# Exercise aim:
Transcribe the listing below verbatim, from its first line through the line that contains "The organic transparent conductive layer 60 is at", both included, and stop there.
-.-.-
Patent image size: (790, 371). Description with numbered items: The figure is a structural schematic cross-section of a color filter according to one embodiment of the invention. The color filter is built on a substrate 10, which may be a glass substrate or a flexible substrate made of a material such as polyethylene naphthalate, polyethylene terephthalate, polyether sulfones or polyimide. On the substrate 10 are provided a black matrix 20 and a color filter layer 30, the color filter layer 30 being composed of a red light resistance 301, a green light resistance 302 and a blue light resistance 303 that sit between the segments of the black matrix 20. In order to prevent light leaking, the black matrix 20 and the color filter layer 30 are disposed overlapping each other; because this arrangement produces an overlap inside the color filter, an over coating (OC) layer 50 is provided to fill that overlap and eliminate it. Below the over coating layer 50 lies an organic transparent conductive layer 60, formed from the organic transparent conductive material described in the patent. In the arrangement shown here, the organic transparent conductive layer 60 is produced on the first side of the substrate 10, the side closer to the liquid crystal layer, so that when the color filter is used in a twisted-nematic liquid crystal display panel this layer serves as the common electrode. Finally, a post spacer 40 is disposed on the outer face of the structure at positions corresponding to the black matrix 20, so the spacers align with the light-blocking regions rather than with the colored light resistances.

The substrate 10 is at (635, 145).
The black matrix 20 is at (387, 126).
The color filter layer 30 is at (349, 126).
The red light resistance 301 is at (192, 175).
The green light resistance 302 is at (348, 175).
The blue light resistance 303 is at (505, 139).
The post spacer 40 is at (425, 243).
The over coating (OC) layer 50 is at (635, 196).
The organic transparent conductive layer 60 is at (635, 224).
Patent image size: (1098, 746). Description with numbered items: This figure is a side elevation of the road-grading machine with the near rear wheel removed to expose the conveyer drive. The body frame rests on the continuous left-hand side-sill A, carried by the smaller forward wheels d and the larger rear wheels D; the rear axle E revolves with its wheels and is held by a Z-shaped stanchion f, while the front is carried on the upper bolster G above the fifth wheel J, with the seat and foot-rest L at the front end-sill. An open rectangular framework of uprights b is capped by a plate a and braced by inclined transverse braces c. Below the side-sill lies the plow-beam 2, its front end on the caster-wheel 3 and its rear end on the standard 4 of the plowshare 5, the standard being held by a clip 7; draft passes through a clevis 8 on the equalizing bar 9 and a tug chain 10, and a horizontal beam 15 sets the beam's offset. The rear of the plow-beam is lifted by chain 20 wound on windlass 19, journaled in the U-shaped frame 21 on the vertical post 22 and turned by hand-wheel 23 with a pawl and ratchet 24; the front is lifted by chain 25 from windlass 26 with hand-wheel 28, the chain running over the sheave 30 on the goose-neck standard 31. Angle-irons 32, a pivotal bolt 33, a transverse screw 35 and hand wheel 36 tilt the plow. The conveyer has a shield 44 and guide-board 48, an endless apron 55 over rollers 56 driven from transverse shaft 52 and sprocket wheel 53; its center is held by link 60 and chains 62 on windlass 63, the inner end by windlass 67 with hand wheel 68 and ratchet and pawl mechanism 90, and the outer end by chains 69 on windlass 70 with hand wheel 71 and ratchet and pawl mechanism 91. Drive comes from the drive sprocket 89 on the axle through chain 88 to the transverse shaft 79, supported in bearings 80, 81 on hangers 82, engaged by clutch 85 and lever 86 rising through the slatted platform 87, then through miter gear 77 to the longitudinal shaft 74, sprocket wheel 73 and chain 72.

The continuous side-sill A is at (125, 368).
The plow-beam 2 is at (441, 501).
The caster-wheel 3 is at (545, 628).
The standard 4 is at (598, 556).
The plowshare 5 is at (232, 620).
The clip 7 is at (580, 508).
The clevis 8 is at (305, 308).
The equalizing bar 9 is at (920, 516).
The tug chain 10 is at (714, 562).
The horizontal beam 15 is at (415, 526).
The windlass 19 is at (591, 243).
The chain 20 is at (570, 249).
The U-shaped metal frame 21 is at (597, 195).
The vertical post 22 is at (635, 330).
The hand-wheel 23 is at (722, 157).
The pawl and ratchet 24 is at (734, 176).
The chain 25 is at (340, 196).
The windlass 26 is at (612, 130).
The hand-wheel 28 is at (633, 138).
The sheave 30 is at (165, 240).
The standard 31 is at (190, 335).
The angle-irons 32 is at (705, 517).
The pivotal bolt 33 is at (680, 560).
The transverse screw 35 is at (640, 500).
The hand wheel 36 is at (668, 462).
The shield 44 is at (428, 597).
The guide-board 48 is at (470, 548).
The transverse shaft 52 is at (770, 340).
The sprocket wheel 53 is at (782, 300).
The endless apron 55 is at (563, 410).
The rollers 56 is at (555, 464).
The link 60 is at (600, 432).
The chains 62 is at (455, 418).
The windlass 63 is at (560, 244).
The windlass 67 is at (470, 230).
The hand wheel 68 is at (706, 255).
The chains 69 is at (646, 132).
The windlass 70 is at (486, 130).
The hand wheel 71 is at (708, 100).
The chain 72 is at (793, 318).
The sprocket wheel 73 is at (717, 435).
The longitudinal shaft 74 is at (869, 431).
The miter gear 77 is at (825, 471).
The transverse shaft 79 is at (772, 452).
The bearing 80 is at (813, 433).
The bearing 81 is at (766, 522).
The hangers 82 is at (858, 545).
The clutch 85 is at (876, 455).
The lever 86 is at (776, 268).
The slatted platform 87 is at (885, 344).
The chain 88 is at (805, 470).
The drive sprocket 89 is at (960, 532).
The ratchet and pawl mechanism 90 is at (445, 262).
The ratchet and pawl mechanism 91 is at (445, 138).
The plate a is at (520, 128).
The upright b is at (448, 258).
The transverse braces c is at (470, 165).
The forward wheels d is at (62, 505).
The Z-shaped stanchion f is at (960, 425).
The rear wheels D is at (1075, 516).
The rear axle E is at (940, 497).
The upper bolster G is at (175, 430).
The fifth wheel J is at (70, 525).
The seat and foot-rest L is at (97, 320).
-.-.-
# Response:
Patent image size: (790, 371). Description with numbered items: The figure is a structural schematic cross-section of a color filter according to one embodiment of the invention. The color filter is built on a substrate 10, which may be a glass substrate or a flexible substrate made of a material such as polyethylene naphthalate, polyethylene terephthalate, polyether sulfones or polyimide. On the substrate 10 are provided a black matrix 20 and a color filter layer 30, the color filter layer 30 being composed of a red light resistance 301, a green light resistance 302 and a blue light resistance 303 that sit between the segments of the black matrix 20. In order to prevent light leaking, the black matrix 20 and the color filter layer 30 are disposed overlapping each other; because this arrangement produces an overlap inside the color filter, an over coating (OC) layer 50 is provided to fill that overlap and eliminate it. Below the over coating layer 50 lies an organic transparent conductive layer 60, formed from the organic transparent conductive material described in the patent. In the arrangement shown here, the organic transparent conductive layer 60 is produced on the first side of the substrate 10, the side closer to the liquid crystal layer, so that when the color filter is used in a twisted-nematic liquid crystal display panel this layer serves as the common electrode. Finally, a post spacer 40 is disposed on the outer face of the structure at positions corresponding to the black matrix 20, so the spacers align with the light-blocking regions rather than with the colored light resistances.

The substrate 10 is at (635, 145).
The black matrix 20 is at (387, 126).
The color filter layer 30 is at (349, 126).
The red light resistance 301 is at (192, 175).
The green light resistance 302 is at (348, 175).
The blue light resistance 303 is at (505, 139).
The post spacer 40 is at (425, 243).
The over coating (OC) layer 50 is at (635, 196).
The organic transparent conductive layer 60 is at (635, 224).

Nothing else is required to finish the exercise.